* **Working data**:
▶

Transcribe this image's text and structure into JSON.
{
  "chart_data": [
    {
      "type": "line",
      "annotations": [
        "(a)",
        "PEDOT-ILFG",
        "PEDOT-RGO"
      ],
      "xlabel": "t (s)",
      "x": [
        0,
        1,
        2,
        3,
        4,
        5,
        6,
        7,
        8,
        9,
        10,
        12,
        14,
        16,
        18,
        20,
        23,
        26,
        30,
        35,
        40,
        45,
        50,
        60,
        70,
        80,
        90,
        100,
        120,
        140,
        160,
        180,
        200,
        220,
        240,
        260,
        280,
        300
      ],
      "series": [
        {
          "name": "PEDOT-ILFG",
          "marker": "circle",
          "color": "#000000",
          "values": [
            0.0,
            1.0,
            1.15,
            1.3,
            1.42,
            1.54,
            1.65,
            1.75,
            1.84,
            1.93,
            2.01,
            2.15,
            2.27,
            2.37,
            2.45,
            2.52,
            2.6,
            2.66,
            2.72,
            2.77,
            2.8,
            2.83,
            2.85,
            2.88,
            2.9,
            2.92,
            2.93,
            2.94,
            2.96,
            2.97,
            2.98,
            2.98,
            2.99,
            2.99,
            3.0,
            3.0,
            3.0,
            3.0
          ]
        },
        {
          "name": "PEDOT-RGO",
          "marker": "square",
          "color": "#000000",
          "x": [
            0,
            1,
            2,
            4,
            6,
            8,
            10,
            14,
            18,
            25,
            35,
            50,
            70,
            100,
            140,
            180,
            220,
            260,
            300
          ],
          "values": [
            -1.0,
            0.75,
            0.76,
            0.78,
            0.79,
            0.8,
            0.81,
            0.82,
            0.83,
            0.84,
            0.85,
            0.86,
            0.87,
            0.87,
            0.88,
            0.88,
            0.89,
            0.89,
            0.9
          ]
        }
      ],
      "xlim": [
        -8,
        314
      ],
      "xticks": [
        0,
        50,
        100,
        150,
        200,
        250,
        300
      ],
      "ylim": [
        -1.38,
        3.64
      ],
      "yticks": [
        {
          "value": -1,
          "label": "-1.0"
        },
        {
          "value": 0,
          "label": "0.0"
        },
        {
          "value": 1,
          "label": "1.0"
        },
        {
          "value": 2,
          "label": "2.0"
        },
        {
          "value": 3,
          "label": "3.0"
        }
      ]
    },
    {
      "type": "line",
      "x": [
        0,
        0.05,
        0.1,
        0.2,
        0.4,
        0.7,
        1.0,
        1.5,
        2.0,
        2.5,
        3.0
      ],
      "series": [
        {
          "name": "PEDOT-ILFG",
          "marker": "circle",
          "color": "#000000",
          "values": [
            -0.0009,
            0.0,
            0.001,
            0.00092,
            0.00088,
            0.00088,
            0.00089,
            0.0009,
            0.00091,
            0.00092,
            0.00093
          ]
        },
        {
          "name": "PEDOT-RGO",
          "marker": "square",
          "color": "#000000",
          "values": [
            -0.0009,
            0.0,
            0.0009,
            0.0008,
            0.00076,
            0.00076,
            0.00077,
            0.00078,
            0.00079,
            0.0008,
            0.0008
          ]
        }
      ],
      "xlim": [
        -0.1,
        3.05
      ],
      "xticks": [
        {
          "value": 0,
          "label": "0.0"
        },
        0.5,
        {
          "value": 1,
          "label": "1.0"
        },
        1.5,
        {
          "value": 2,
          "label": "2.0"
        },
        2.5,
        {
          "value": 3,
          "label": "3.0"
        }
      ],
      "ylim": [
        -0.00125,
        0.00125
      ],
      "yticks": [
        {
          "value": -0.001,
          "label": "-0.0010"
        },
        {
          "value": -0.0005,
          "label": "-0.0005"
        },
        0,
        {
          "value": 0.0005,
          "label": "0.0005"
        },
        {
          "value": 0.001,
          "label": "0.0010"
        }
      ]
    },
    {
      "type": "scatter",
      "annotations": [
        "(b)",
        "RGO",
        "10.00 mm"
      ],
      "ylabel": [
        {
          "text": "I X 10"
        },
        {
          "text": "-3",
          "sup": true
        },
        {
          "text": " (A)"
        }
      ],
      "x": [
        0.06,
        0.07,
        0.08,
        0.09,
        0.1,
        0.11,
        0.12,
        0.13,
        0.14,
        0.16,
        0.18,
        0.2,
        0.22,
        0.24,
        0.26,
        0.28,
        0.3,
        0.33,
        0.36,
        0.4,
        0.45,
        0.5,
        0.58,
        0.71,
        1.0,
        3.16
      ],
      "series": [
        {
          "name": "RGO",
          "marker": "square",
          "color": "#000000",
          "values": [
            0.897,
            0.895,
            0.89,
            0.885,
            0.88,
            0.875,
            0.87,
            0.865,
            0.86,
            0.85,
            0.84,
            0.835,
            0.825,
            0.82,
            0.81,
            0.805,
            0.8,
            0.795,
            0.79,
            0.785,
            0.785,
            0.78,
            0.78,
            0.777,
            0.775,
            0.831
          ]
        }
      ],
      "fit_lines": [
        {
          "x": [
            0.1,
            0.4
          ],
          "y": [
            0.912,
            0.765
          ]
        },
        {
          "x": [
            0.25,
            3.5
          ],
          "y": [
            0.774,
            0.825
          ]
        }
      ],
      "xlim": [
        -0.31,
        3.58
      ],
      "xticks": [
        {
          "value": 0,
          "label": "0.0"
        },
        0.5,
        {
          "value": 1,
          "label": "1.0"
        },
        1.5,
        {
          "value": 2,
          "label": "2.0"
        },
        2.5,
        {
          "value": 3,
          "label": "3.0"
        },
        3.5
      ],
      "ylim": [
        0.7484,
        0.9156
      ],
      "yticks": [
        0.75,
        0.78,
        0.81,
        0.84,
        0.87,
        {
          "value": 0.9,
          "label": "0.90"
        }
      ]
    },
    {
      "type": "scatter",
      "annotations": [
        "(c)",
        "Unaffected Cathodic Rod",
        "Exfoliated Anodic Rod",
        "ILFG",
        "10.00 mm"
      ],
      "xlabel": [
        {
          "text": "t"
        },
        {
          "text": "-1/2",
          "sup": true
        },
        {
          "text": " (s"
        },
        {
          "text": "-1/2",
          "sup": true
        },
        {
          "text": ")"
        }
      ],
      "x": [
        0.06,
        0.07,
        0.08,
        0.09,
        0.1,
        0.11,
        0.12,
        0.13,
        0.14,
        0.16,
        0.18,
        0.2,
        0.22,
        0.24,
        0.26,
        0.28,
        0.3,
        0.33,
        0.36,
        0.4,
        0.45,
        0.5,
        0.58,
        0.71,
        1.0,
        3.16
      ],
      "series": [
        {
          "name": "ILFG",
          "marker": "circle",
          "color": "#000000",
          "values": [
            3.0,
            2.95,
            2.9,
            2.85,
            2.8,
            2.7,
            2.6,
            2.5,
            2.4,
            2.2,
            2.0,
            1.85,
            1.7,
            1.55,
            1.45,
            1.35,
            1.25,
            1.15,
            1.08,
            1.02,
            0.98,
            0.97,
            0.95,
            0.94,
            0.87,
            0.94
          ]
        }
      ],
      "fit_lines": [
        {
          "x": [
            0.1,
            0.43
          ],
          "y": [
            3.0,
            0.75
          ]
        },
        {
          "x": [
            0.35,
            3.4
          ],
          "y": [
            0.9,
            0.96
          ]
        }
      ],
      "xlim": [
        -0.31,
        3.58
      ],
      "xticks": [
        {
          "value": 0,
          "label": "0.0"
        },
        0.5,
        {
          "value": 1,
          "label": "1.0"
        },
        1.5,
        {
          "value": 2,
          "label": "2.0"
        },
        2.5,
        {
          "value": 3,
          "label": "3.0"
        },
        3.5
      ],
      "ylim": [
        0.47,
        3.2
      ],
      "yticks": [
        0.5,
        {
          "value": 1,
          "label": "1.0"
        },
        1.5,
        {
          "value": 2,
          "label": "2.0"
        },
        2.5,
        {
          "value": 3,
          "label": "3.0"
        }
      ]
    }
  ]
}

◀

* **The problem**: State the number of lines above that hold the string "ILFG", with nothing added.

* **Output of the task**: 5